REQUIREMENT
Filter these entries, keeping only lines that hold the word "Helsinki".

MATERIALS PROVIDED
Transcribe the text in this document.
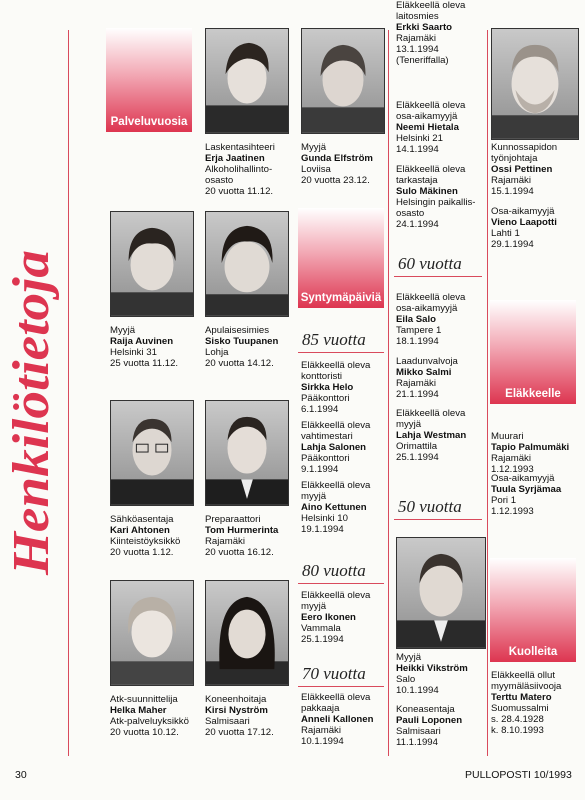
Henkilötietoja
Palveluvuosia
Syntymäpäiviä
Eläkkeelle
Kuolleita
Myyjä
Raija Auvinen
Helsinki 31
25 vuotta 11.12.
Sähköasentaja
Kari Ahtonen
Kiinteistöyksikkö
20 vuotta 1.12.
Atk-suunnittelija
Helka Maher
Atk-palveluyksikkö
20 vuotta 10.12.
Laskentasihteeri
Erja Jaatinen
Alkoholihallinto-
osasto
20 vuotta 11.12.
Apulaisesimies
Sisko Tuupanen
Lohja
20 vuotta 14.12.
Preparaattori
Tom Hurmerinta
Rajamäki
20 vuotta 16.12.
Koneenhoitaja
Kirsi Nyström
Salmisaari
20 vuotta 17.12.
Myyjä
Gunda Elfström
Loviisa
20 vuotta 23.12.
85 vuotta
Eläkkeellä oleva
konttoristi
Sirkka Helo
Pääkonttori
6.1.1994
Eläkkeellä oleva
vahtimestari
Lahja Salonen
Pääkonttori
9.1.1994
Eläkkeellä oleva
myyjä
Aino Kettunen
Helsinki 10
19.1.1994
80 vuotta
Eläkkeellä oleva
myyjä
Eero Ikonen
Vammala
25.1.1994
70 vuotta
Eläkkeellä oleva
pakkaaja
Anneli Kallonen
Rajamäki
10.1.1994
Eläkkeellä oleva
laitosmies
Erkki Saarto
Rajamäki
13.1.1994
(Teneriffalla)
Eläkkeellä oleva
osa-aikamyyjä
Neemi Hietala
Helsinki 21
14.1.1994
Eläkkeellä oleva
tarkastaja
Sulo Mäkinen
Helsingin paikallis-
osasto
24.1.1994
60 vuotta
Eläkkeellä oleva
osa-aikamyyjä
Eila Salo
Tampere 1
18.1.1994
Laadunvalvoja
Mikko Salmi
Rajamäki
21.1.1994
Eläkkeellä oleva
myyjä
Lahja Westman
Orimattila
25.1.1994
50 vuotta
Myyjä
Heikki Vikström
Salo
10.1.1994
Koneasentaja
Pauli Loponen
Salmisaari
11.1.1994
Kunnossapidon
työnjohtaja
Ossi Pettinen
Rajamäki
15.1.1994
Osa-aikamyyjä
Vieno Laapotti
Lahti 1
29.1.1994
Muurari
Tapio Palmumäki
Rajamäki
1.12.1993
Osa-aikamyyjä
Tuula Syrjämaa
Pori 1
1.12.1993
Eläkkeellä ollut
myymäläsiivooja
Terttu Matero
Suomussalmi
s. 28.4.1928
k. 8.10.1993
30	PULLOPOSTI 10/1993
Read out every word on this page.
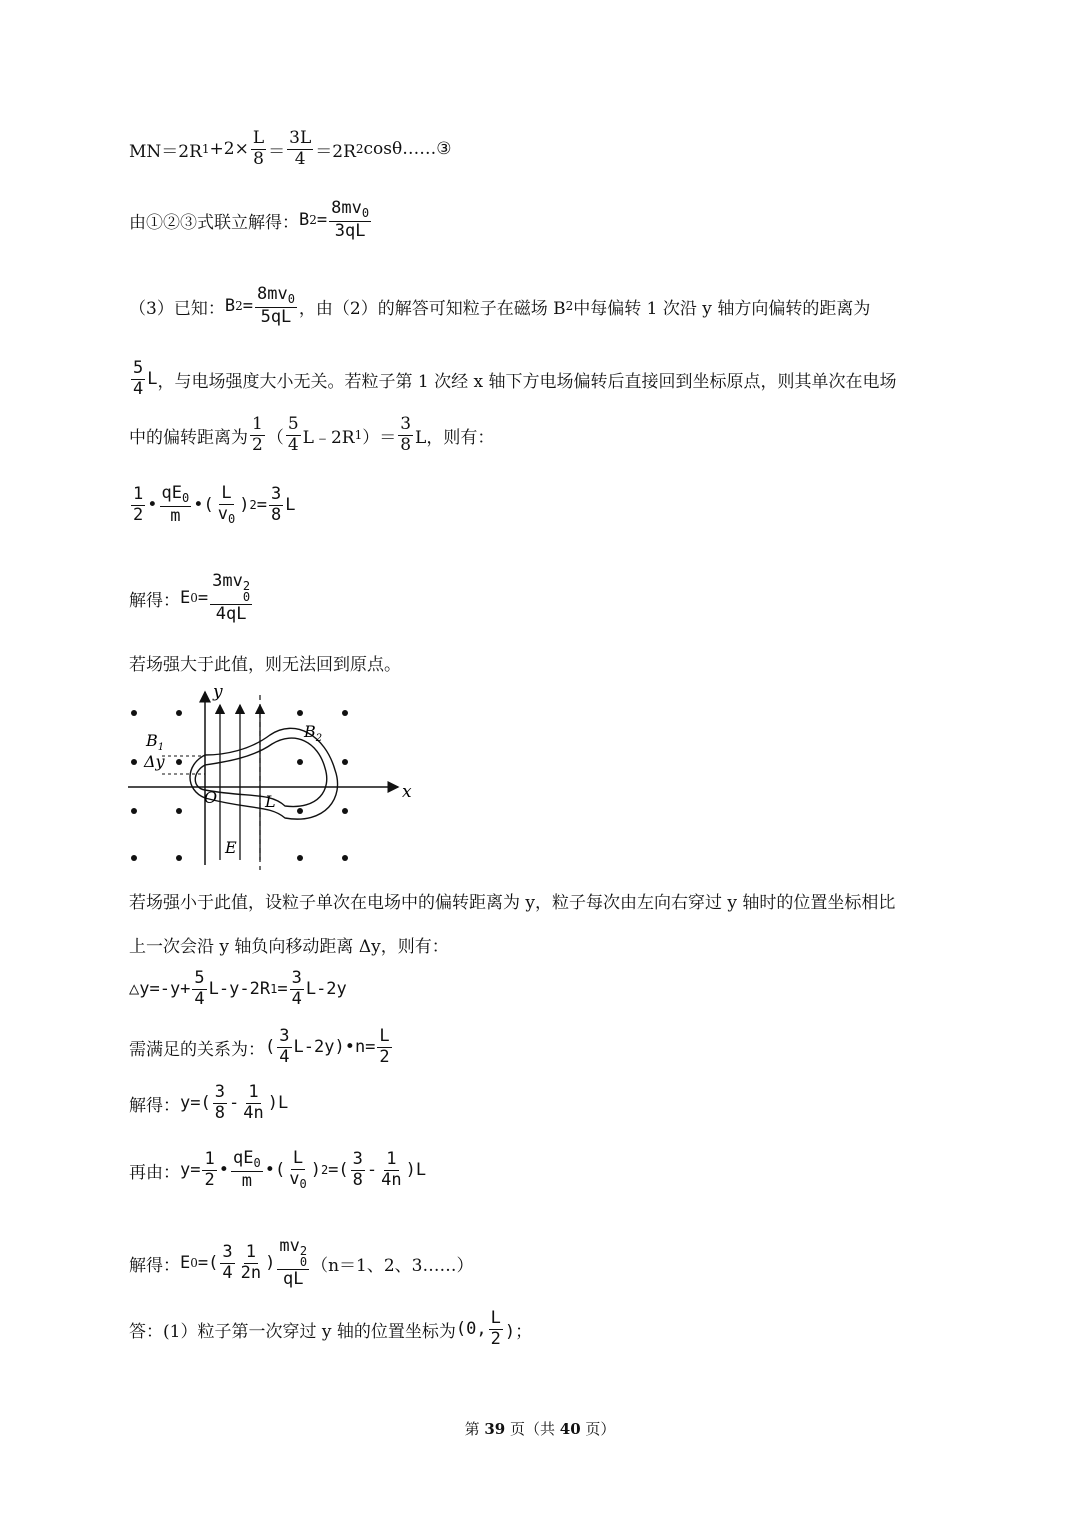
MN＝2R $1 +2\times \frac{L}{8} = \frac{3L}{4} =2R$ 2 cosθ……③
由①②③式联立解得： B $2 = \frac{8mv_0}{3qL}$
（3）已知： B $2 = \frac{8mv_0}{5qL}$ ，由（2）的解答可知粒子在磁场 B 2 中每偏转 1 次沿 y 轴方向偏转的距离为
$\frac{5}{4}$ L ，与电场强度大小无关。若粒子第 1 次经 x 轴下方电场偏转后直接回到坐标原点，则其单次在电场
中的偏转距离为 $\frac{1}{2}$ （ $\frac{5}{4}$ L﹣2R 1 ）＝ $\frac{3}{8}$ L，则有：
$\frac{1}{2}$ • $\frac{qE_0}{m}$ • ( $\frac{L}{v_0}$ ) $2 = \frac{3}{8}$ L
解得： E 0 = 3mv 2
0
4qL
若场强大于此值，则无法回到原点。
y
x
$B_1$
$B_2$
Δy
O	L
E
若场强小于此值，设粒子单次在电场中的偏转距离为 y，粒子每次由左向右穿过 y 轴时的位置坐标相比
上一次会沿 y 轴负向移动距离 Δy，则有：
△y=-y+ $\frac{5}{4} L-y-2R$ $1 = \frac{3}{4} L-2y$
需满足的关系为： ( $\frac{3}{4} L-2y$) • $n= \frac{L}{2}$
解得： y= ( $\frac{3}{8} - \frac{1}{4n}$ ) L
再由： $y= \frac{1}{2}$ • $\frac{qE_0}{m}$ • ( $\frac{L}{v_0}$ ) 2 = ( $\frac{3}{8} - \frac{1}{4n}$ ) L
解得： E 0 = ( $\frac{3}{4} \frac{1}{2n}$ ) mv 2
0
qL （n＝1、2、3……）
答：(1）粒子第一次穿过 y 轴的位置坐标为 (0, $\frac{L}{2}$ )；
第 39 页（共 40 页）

OUTPUT FOR THIS TASK
Helsinki 31
Helsinki 10
Helsinki 21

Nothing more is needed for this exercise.